# Exercise goal
Write out the full listing again, exactly as it stands.

# Material for the task
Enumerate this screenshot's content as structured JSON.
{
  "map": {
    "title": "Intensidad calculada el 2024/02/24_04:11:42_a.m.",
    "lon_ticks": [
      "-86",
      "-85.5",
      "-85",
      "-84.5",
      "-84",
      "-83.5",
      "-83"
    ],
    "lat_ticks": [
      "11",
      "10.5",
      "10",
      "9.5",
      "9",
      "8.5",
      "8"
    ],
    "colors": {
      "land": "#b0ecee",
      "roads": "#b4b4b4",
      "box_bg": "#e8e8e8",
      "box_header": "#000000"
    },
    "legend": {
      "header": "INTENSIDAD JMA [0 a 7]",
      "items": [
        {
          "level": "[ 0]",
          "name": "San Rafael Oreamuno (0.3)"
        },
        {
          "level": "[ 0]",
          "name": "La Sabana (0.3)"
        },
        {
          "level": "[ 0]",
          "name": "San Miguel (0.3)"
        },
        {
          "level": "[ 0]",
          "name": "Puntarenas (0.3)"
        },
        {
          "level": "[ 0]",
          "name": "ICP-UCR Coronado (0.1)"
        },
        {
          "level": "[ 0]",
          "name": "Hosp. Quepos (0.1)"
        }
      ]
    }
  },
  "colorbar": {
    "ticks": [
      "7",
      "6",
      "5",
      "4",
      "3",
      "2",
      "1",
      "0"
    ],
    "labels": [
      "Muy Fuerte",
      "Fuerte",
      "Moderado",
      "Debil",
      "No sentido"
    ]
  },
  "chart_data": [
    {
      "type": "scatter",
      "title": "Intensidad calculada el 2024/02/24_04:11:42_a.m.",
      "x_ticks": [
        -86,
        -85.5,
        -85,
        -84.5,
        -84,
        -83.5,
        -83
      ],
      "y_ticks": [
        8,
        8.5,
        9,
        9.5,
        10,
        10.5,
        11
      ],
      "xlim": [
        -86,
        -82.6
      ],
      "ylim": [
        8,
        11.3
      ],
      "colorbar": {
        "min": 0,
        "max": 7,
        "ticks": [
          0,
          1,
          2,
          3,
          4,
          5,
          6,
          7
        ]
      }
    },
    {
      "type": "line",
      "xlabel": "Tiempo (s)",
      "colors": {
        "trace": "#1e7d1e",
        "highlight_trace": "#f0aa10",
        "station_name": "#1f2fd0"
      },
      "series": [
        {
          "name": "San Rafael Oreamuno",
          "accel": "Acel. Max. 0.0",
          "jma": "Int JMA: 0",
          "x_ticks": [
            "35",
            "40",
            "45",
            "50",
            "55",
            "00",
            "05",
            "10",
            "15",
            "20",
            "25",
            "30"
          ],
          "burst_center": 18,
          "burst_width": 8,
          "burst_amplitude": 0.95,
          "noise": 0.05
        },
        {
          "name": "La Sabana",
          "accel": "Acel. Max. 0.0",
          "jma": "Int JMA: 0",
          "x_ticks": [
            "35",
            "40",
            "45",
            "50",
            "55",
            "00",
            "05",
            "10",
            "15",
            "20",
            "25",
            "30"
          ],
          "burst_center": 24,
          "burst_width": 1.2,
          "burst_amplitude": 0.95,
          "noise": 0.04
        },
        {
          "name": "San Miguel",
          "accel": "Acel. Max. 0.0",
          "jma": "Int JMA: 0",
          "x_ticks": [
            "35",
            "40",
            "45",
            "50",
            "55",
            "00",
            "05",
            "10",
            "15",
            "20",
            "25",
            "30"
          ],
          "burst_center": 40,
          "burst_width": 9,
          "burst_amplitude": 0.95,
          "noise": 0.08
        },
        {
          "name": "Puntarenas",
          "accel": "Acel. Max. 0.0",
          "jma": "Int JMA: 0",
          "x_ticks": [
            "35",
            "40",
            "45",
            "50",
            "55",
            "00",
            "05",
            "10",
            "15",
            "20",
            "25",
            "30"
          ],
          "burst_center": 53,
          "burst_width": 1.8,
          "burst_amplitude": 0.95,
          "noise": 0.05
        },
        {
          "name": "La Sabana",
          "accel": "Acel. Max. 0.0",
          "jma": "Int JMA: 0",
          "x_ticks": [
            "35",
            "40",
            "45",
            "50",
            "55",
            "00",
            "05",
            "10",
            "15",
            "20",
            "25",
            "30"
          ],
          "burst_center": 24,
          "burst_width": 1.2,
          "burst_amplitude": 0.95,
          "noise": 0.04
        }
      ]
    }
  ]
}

# Solution for this problem
Enumerate this screenshot's content as structured JSON.
{
  "map": {
    "title": "Intensidad calculada el 2024/02/24_04:11:42_a.m.",
    "lon_ticks": [
      "-86",
      "-85.5",
      "-85",
      "-84.5",
      "-84",
      "-83.5",
      "-83"
    ],
    "lat_ticks": [
      "11",
      "10.5",
      "10",
      "9.5",
      "9",
      "8.5",
      "8"
    ],
    "colors": {
      "land": "#b0ecee",
      "roads": "#b4b4b4",
      "box_bg": "#e8e8e8",
      "box_header": "#000000"
    },
    "legend": {
      "header": "INTENSIDAD JMA [0 a 7]",
      "items": [
        {
          "level": "[ 0]",
          "name": "San Rafael Oreamuno (0.3)"
        },
        {
          "level": "[ 0]",
          "name": "La Sabana (0.3)"
        },
        {
          "level": "[ 0]",
          "name": "San Miguel (0.3)"
        },
        {
          "level": "[ 0]",
          "name": "Puntarenas (0.3)"
        },
        {
          "level": "[ 0]",
          "name": "ICP-UCR Coronado (0.1)"
        },
        {
          "level": "[ 0]",
          "name": "Hosp. Quepos (0.1)"
        }
      ]
    }
  },
  "colorbar": {
    "ticks": [
      "7",
      "6",
      "5",
      "4",
      "3",
      "2",
      "1",
      "0"
    ],
    "labels": [
      "Muy Fuerte",
      "Fuerte",
      "Moderado",
      "Debil",
      "No sentido"
    ]
  },
  "chart_data": [
    {
      "type": "scatter",
      "title": "Intensidad calculada el 2024/02/24_04:11:42_a.m.",
      "x_ticks": [
        -86,
        -85.5,
        -85,
        -84.5,
        -84,
        -83.5,
        -83
      ],
      "y_ticks": [
        8,
        8.5,
        9,
        9.5,
        10,
        10.5,
        11
      ],
      "xlim": [
        -86,
        -82.6
      ],
      "ylim": [
        8,
        11.3
      ],
      "colorbar": {
        "min": 0,
        "max": 7,
        "ticks": [
          0,
          1,
          2,
          3,
          4,
          5,
          6,
          7
        ]
      }
    },
    {
      "type": "line",
      "xlabel": "Tiempo (s)",
      "colors": {
        "trace": "#1e7d1e",
        "highlight_trace": "#f0aa10",
        "station_name": "#1f2fd0"
      },
      "series": [
        {
          "name": "San Rafael Oreamuno",
          "accel": "Acel. Max. 0.0",
          "jma": "Int JMA: 0",
          "x_ticks": [
            "35",
            "40",
            "45",
            "50",
            "55",
            "00",
            "05",
            "10",
            "15",
            "20",
            "25",
            "30"
          ],
          "burst_center": 18,
          "burst_width": 8,
          "burst_amplitude": 0.95,
          "noise": 0.05
        },
        {
          "name": "La Sabana",
          "accel": "Acel. Max. 0.0",
          "jma": "Int JMA: 0",
          "x_ticks": [
            "35",
            "40",
            "45",
            "50",
            "55",
            "00",
            "05",
            "10",
            "15",
            "20",
            "25",
            "30"
          ],
          "burst_center": 24,
          "burst_width": 1.2,
          "burst_amplitude": 0.95,
          "noise": 0.04
        },
        {
          "name": "San Miguel",
          "accel": "Acel. Max. 0.0",
          "jma": "Int JMA: 0",
          "x_ticks": [
            "35",
            "40",
            "45",
            "50",
            "55",
            "00",
            "05",
            "10",
            "15",
            "20",
            "25",
            "30"
          ],
          "burst_center": 40,
          "burst_width": 9,
          "burst_amplitude": 0.95,
          "noise": 0.08
        },
        {
          "name": "Puntarenas",
          "accel": "Acel. Max. 0.0",
          "jma": "Int JMA: 0",
          "x_ticks": [
            "35",
            "40",
            "45",
            "50",
            "55",
            "00",
            "05",
            "10",
            "15",
            "20",
            "25",
            "30"
          ],
          "burst_center": 53,
          "burst_width": 1.8,
          "burst_amplitude": 0.95,
          "noise": 0.05
        },
        {
          "name": "La Sabana",
          "accel": "Acel. Max. 0.0",
          "jma": "Int JMA: 0",
          "x_ticks": [
            "35",
            "40",
            "45",
            "50",
            "55",
            "00",
            "05",
            "10",
            "15",
            "20",
            "25",
            "30"
          ],
          "burst_center": 24,
          "burst_width": 1.2,
          "burst_amplitude": 0.95,
          "noise": 0.04
        }
      ]
    }
  ]
}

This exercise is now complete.